Copy each line of the material below that includes the string "number".

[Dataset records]
++++++++

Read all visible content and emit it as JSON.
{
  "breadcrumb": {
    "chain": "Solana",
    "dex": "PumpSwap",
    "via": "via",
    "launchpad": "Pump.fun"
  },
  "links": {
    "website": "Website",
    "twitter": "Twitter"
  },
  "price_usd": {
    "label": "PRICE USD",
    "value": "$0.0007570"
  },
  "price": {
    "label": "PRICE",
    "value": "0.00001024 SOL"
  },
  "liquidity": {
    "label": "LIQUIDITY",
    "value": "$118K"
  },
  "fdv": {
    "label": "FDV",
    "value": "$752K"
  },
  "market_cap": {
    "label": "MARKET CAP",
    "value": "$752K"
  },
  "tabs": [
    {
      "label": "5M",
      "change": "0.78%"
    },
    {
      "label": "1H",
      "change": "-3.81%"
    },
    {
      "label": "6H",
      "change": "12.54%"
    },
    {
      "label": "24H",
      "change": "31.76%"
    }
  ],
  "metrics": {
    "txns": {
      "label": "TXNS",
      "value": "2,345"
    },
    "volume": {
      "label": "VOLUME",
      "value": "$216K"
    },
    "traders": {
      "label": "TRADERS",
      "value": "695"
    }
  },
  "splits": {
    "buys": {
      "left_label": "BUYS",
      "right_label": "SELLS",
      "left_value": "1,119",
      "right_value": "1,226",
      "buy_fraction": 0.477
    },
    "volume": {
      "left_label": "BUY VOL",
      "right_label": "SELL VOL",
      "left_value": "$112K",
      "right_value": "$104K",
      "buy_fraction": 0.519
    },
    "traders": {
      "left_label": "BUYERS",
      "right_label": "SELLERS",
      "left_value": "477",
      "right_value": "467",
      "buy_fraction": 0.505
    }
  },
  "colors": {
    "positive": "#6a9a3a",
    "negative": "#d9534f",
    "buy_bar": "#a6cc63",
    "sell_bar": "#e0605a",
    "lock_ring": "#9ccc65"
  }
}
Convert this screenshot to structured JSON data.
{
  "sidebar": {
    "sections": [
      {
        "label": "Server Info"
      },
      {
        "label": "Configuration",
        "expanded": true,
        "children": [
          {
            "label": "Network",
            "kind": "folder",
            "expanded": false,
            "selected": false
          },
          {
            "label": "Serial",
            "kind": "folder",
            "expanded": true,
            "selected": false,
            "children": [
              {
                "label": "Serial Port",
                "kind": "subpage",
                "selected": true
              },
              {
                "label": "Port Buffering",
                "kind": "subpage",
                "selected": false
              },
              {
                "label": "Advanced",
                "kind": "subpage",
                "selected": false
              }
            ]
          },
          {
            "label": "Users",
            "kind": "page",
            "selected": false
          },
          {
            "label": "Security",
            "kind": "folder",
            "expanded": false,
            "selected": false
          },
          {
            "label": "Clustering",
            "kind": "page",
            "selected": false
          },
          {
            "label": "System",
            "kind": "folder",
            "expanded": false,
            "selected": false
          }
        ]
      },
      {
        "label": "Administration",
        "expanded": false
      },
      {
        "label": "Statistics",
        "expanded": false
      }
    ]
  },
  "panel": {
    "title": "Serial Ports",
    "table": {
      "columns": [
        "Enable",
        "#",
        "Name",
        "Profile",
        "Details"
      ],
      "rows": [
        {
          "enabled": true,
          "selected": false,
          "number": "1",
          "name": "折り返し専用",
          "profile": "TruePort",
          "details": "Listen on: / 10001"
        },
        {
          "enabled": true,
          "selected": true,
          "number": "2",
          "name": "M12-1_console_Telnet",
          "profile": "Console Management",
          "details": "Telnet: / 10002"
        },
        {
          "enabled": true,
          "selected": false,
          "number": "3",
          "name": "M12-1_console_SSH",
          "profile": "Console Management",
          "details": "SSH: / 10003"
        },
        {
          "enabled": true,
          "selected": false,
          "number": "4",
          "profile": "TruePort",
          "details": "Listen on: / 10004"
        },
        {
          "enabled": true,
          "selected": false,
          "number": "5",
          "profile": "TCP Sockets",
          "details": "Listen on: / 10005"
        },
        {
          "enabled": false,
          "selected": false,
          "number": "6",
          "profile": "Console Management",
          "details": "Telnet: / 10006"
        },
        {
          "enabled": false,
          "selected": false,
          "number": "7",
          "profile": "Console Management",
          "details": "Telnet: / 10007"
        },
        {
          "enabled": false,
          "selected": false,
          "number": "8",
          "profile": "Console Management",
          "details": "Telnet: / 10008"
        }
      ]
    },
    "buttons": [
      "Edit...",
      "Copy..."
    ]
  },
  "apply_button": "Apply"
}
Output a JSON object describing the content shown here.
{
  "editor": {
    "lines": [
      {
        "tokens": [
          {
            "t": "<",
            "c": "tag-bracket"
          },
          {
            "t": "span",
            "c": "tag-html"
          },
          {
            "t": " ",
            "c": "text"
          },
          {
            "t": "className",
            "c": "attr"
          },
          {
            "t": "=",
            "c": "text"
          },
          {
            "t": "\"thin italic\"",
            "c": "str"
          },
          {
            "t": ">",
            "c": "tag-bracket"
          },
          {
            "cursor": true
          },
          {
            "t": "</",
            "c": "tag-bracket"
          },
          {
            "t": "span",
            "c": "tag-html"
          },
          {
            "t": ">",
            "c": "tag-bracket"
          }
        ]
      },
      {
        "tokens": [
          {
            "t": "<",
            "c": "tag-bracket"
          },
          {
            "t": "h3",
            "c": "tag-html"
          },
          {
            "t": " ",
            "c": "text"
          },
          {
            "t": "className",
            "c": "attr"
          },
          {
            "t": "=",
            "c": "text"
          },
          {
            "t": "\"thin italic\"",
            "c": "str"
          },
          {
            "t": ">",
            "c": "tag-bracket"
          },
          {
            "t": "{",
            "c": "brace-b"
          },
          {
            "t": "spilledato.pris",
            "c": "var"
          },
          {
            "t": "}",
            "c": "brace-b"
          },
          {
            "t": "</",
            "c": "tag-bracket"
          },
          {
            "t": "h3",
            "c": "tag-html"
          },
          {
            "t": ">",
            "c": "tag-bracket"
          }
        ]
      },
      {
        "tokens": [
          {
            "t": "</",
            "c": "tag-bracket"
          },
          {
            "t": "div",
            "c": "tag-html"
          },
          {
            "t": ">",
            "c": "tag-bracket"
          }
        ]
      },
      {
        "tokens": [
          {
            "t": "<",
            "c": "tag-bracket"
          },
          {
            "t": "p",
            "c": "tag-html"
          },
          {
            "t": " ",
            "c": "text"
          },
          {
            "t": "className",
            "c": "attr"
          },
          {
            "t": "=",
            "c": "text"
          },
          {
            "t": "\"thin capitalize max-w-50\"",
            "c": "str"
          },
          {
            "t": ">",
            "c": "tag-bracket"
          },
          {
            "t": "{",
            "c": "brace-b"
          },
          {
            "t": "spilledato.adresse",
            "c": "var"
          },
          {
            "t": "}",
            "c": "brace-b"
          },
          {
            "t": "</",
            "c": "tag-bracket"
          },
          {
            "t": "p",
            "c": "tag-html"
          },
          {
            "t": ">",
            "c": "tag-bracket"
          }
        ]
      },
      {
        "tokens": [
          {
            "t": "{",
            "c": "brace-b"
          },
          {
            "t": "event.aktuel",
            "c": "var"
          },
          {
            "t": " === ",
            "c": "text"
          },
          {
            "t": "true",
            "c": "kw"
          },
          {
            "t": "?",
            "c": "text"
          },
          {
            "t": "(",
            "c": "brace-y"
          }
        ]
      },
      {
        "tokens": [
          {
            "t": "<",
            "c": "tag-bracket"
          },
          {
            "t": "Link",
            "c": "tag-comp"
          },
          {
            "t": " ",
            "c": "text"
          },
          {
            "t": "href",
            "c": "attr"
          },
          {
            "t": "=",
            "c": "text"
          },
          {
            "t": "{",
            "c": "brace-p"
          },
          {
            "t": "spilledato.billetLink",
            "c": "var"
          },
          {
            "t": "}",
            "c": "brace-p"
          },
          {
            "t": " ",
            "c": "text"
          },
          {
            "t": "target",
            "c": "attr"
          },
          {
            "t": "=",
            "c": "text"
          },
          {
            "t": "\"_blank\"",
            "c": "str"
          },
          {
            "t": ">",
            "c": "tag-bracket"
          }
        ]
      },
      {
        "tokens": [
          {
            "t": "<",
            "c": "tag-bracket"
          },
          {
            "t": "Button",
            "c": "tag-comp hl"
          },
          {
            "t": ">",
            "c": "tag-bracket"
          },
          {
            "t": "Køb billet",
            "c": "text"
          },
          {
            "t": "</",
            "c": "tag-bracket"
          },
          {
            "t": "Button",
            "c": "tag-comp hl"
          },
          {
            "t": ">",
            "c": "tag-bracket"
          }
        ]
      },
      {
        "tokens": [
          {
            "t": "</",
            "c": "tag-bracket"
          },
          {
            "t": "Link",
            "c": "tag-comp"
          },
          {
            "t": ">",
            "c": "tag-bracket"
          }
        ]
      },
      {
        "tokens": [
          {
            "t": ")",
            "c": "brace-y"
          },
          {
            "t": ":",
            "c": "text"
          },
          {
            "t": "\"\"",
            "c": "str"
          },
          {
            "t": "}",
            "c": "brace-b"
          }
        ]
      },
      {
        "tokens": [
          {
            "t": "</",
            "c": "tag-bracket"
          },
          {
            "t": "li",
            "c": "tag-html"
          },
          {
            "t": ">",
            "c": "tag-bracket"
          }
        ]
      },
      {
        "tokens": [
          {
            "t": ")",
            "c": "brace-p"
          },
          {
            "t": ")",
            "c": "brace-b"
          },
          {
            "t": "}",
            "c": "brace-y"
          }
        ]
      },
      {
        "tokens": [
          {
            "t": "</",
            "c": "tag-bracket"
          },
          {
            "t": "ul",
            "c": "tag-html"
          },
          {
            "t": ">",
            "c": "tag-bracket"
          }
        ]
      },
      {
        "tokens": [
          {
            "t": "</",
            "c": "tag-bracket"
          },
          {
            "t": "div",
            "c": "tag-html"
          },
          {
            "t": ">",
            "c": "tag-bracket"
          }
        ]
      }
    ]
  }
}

++++++++

* Exercise answer:
          "number": "1",
          "number": "2",
          "number": "3",
          "number": "4",
          "number": "5",
          "number": "6",
          "number": "7",
          "number": "8",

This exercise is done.